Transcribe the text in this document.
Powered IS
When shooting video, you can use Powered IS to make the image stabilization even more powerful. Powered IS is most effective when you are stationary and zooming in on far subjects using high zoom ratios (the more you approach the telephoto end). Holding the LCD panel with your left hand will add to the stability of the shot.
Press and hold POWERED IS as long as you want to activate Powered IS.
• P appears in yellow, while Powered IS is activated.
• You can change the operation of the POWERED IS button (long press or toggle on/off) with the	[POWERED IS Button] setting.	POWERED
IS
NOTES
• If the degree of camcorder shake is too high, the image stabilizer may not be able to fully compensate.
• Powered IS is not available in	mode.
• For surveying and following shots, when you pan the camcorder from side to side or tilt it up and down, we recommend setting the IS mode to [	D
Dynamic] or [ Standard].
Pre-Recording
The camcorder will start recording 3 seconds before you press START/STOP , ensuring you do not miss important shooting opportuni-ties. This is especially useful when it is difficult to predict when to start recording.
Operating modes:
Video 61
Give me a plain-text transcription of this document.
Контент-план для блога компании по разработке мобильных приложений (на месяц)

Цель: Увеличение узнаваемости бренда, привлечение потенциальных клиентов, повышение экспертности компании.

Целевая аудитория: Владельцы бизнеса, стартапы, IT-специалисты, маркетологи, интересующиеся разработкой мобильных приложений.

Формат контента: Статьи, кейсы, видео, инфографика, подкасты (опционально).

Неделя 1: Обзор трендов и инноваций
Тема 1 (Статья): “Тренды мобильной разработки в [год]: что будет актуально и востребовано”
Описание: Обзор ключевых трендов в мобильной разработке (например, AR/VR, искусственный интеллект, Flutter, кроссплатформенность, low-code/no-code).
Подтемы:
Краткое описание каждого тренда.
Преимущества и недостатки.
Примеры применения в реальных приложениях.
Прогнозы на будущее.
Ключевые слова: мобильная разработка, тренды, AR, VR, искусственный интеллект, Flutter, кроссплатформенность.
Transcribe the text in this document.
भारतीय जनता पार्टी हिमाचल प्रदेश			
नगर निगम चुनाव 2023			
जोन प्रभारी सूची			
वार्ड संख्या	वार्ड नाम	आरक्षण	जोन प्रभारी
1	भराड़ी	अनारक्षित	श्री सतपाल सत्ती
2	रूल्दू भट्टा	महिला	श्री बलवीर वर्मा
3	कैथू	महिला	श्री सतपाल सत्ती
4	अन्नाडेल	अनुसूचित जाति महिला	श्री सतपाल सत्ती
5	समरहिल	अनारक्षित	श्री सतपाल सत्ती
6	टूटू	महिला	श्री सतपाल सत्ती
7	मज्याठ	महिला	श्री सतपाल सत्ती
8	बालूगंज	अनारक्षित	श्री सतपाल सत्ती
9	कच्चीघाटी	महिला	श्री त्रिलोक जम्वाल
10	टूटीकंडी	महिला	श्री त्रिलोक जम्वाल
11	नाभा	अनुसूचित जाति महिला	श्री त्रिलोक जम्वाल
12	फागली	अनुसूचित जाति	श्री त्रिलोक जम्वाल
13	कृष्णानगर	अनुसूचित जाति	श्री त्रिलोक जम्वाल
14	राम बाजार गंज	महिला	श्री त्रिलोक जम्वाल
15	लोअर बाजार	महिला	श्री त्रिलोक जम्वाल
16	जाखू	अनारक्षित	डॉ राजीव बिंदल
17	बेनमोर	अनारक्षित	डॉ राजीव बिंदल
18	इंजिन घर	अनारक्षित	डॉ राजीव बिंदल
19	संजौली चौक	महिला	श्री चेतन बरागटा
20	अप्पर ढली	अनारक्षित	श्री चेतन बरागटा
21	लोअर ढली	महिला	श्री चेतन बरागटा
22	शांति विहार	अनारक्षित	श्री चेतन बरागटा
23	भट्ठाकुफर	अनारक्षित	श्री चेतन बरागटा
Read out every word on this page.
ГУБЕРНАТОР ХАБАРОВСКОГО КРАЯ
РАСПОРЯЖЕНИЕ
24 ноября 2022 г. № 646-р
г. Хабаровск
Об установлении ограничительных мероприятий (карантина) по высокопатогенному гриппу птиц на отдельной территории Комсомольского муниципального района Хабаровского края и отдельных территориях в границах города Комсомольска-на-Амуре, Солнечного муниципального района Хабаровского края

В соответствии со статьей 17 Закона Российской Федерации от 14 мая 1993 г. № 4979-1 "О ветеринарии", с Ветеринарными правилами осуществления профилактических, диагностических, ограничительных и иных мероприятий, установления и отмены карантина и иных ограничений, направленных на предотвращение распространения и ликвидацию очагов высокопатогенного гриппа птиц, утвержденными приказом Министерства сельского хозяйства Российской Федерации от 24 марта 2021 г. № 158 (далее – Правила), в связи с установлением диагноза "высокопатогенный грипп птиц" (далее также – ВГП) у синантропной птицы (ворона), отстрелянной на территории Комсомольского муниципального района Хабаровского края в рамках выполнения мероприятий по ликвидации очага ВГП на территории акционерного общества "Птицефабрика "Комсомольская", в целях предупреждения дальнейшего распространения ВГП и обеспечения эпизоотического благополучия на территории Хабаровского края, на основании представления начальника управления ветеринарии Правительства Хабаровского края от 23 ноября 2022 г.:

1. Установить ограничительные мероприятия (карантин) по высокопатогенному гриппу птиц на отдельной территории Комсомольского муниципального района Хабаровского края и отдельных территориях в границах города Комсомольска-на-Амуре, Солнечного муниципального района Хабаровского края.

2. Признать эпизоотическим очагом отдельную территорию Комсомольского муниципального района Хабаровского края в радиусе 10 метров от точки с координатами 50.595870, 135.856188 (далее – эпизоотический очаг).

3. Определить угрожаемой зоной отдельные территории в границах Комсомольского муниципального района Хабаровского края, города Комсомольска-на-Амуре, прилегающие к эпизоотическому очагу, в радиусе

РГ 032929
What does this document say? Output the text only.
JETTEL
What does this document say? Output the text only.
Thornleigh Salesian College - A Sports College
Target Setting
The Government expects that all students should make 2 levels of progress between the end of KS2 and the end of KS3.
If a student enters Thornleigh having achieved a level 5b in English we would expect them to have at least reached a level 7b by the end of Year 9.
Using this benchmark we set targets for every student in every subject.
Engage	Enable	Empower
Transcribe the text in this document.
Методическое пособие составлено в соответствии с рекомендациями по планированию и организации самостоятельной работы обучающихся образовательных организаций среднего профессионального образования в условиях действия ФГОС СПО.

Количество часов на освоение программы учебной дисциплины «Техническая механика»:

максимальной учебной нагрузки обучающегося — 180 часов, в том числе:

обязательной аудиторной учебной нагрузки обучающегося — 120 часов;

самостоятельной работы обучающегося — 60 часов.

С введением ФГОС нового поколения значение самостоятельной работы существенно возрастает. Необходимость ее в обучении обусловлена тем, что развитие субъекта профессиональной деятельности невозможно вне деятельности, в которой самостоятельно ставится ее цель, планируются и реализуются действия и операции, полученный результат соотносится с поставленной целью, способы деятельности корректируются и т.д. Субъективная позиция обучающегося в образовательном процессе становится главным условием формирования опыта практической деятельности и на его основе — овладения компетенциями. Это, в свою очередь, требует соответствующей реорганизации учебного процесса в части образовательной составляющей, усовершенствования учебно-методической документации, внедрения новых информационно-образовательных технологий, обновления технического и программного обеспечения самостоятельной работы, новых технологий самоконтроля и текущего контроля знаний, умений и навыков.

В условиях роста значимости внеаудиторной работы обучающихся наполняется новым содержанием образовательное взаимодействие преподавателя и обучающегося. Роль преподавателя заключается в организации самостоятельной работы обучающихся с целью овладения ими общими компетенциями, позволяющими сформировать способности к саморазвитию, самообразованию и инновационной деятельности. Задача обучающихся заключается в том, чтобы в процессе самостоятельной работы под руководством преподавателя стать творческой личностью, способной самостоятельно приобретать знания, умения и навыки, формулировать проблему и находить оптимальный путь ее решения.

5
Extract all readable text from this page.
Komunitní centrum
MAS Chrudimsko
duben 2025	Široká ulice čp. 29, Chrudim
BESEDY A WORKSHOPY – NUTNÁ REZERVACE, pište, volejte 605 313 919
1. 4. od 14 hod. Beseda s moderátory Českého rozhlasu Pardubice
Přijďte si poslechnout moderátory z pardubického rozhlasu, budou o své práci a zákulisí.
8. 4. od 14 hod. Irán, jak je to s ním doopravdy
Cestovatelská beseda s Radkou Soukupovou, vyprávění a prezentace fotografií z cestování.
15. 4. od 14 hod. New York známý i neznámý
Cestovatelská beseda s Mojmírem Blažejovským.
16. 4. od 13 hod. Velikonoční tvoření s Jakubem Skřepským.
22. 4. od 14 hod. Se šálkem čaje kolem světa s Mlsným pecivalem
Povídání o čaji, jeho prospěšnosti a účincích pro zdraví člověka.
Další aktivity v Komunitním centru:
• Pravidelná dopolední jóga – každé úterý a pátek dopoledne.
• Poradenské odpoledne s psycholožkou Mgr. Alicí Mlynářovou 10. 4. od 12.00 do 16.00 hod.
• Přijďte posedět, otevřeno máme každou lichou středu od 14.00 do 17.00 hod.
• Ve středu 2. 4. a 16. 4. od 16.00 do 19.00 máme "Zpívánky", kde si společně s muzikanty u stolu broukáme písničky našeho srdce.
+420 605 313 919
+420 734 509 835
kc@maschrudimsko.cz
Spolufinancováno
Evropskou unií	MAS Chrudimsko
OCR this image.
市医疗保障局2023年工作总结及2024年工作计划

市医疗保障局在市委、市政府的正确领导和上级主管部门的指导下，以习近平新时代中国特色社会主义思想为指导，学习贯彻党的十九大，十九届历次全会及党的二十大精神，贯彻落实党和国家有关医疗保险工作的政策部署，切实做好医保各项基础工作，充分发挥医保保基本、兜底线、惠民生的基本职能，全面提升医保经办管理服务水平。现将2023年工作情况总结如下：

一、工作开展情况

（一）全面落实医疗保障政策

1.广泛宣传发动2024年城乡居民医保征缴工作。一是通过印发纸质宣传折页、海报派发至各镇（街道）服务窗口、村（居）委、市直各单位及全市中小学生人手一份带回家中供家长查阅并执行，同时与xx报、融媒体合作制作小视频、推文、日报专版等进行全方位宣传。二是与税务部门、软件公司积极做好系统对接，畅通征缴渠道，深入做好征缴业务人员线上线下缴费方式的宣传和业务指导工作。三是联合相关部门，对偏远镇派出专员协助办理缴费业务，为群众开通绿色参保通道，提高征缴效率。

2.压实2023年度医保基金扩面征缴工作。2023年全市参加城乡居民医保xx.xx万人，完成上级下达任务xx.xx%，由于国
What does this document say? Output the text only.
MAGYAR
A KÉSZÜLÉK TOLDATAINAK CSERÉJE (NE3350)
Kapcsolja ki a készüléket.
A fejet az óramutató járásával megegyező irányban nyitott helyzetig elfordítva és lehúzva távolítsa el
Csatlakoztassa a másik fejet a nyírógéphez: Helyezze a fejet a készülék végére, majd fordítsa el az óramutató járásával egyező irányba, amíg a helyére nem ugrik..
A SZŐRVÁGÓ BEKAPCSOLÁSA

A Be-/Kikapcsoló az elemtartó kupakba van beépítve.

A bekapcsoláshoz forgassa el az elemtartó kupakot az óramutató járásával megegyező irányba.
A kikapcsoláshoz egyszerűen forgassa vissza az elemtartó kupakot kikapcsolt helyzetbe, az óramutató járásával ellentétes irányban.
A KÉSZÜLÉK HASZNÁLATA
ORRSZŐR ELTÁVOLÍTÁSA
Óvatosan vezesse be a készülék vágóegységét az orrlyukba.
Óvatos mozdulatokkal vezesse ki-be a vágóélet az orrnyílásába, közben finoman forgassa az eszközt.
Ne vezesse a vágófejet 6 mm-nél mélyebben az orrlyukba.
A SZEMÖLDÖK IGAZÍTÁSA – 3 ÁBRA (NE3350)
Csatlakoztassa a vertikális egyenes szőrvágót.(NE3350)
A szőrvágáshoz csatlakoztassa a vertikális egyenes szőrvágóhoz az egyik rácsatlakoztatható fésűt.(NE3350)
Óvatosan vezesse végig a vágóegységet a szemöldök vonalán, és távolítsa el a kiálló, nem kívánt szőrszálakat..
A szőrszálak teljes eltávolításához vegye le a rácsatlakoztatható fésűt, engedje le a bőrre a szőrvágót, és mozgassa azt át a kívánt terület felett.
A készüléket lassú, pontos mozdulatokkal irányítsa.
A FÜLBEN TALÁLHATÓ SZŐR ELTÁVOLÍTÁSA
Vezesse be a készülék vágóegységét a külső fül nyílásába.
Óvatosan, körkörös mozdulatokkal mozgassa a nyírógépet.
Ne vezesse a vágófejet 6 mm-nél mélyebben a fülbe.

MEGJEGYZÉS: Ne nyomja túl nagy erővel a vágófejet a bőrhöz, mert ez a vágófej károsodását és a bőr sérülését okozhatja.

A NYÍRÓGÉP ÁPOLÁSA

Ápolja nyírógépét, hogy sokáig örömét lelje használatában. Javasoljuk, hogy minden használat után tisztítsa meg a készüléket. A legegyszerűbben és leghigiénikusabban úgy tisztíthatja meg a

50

- _Set problem_: Write out every line of the listing that holds the word "moderátory".

- _Response_:
1. 4. od 14 hod. Beseda s moderátory Českého rozhlasu Pardubice
Přijďte si poslechnout moderátory z pardubického rozhlasu, budou o své práci a zákulisí.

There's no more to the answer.